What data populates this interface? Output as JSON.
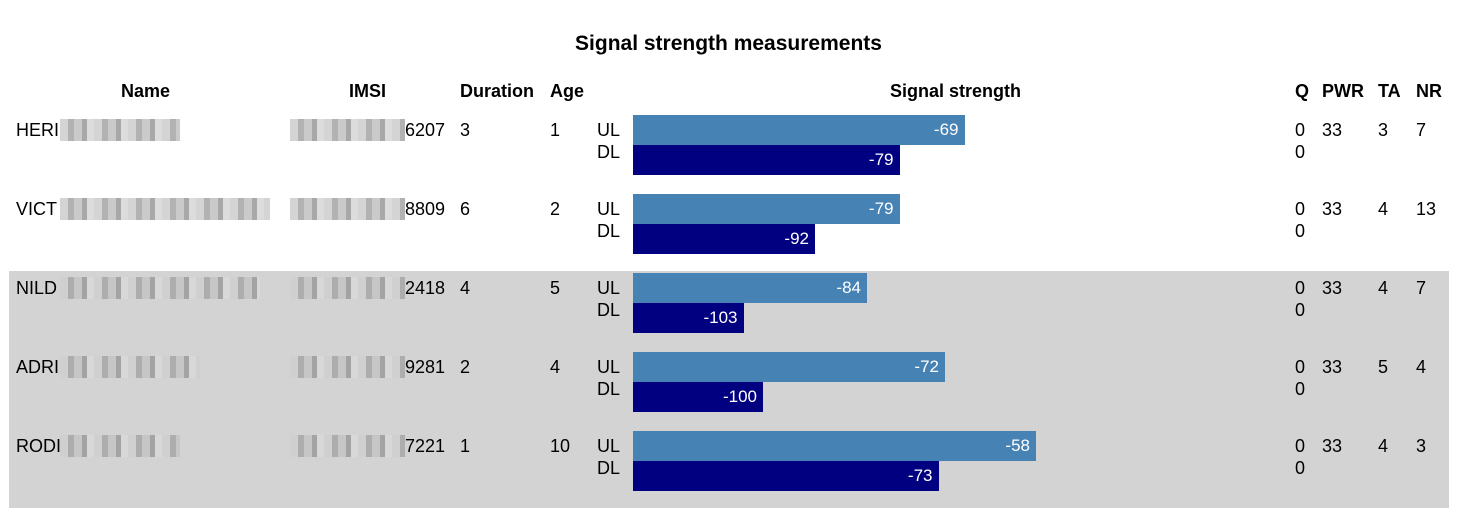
{
  "title": "Signal strength measurements",
  "headers": {
    "name": "Name",
    "imsi": "IMSI",
    "duration": "Duration",
    "age": "Age",
    "signal": "Signal strength",
    "q": "Q",
    "pwr": "PWR",
    "ta": "TA",
    "nr": "NR"
  },
  "colors": {
    "ul": "#4682b4",
    "dl": "#000080",
    "shaded_row": "#d3d3d3"
  },
  "rows": [
    {
      "name": "HERI",
      "imsi": "6207",
      "duration": "3",
      "age": "1",
      "ul_label": "UL",
      "dl_label": "DL",
      "ul": -69,
      "dl": -79,
      "q_ul": "0",
      "q_dl": "0",
      "pwr": "33",
      "ta": "3",
      "nr": "7"
    },
    {
      "name": "VICT",
      "imsi": "8809",
      "duration": "6",
      "age": "2",
      "ul_label": "UL",
      "dl_label": "DL",
      "ul": -79,
      "dl": -92,
      "q_ul": "0",
      "q_dl": "0",
      "pwr": "33",
      "ta": "4",
      "nr": "13"
    },
    {
      "name": "NILD",
      "imsi": "2418",
      "duration": "4",
      "age": "5",
      "ul_label": "UL",
      "dl_label": "DL",
      "ul": -84,
      "dl": -103,
      "q_ul": "0",
      "q_dl": "0",
      "pwr": "33",
      "ta": "4",
      "nr": "7"
    },
    {
      "name": "ADRI",
      "imsi": "9281",
      "duration": "2",
      "age": "4",
      "ul_label": "UL",
      "dl_label": "DL",
      "ul": -72,
      "dl": -100,
      "q_ul": "0",
      "q_dl": "0",
      "pwr": "33",
      "ta": "5",
      "nr": "4"
    },
    {
      "name": "RODI",
      "imsi": "7221",
      "duration": "1",
      "age": "10",
      "ul_label": "UL",
      "dl_label": "DL",
      "ul": -58,
      "dl": -73,
      "q_ul": "0",
      "q_dl": "0",
      "pwr": "33",
      "ta": "4",
      "nr": "3"
    }
  ]
}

════

[EXERCISE DETAILS]: In the lines above, locate the string "imsi". Copy every line where it occurs.

[EXERCISE OUTPUT]:
    "imsi": "IMSI",
      "imsi": "6207",
      "imsi": "8809",
      "imsi": "2418",
      "imsi": "9281",
      "imsi": "7221",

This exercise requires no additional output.